§ **Entries shown**:
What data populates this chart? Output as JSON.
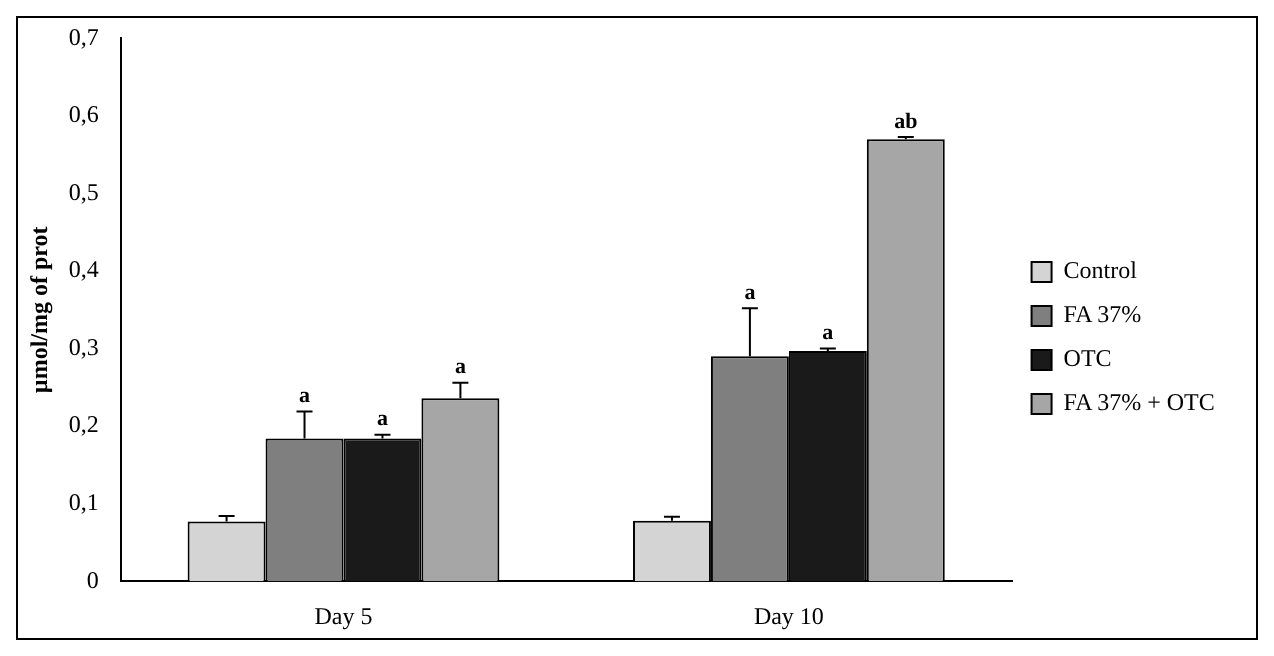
{
  "chart_data": {
    "type": "bar",
    "ylabel": "µmol/mg of prot",
    "categories": [
      "Day 5",
      "Day 10"
    ],
    "series": [
      {
        "name": "Control",
        "color": "#d4d4d4",
        "values": [
          0.077,
          0.078
        ],
        "errors": [
          0.007,
          0.005
        ],
        "value_labels": [
          null,
          null
        ]
      },
      {
        "name": "FA 37%",
        "color": "#7f7f7f",
        "values": [
          0.184,
          0.29
        ],
        "errors": [
          0.035,
          0.062
        ],
        "value_labels": [
          "a",
          "a"
        ]
      },
      {
        "name": "OTC",
        "color": "#1a1a1a",
        "values": [
          0.184,
          0.297
        ],
        "errors": [
          0.005,
          0.003
        ],
        "value_labels": [
          "a",
          "a"
        ]
      },
      {
        "name": "FA 37% + OTC",
        "color": "#a6a6a6",
        "values": [
          0.236,
          0.57
        ],
        "errors": [
          0.02,
          0.003
        ],
        "value_labels": [
          "a",
          "ab"
        ]
      }
    ],
    "ylim": [
      0,
      0.7
    ],
    "yticks": [
      {
        "value": 0,
        "label": "0"
      },
      {
        "value": 0.1,
        "label": "0,1"
      },
      {
        "value": 0.2,
        "label": "0,2"
      },
      {
        "value": 0.3,
        "label": "0,3"
      },
      {
        "value": 0.4,
        "label": "0,4"
      },
      {
        "value": 0.5,
        "label": "0,5"
      },
      {
        "value": 0.6,
        "label": "0,6"
      },
      {
        "value": 0.7,
        "label": "0,7"
      }
    ],
    "grid": false,
    "legend": "right"
  }
}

§ **Instruction**: Quote all the lines above exactly as given. Do not include the pictures.

§ **Answer below**:
What data populates this chart? Output as JSON.
{
  "chart_data": {
    "type": "bar",
    "ylabel": "µmol/mg of prot",
    "categories": [
      "Day 5",
      "Day 10"
    ],
    "series": [
      {
        "name": "Control",
        "color": "#d4d4d4",
        "values": [
          0.077,
          0.078
        ],
        "errors": [
          0.007,
          0.005
        ],
        "value_labels": [
          null,
          null
        ]
      },
      {
        "name": "FA 37%",
        "color": "#7f7f7f",
        "values": [
          0.184,
          0.29
        ],
        "errors": [
          0.035,
          0.062
        ],
        "value_labels": [
          "a",
          "a"
        ]
      },
      {
        "name": "OTC",
        "color": "#1a1a1a",
        "values": [
          0.184,
          0.297
        ],
        "errors": [
          0.005,
          0.003
        ],
        "value_labels": [
          "a",
          "a"
        ]
      },
      {
        "name": "FA 37% + OTC",
        "color": "#a6a6a6",
        "values": [
          0.236,
          0.57
        ],
        "errors": [
          0.02,
          0.003
        ],
        "value_labels": [
          "a",
          "ab"
        ]
      }
    ],
    "ylim": [
      0,
      0.7
    ],
    "yticks": [
      {
        "value": 0,
        "label": "0"
      },
      {
        "value": 0.1,
        "label": "0,1"
      },
      {
        "value": 0.2,
        "label": "0,2"
      },
      {
        "value": 0.3,
        "label": "0,3"
      },
      {
        "value": 0.4,
        "label": "0,4"
      },
      {
        "value": 0.5,
        "label": "0,5"
      },
      {
        "value": 0.6,
        "label": "0,6"
      },
      {
        "value": 0.7,
        "label": "0,7"
      }
    ],
    "grid": false,
    "legend": "right"
  }
}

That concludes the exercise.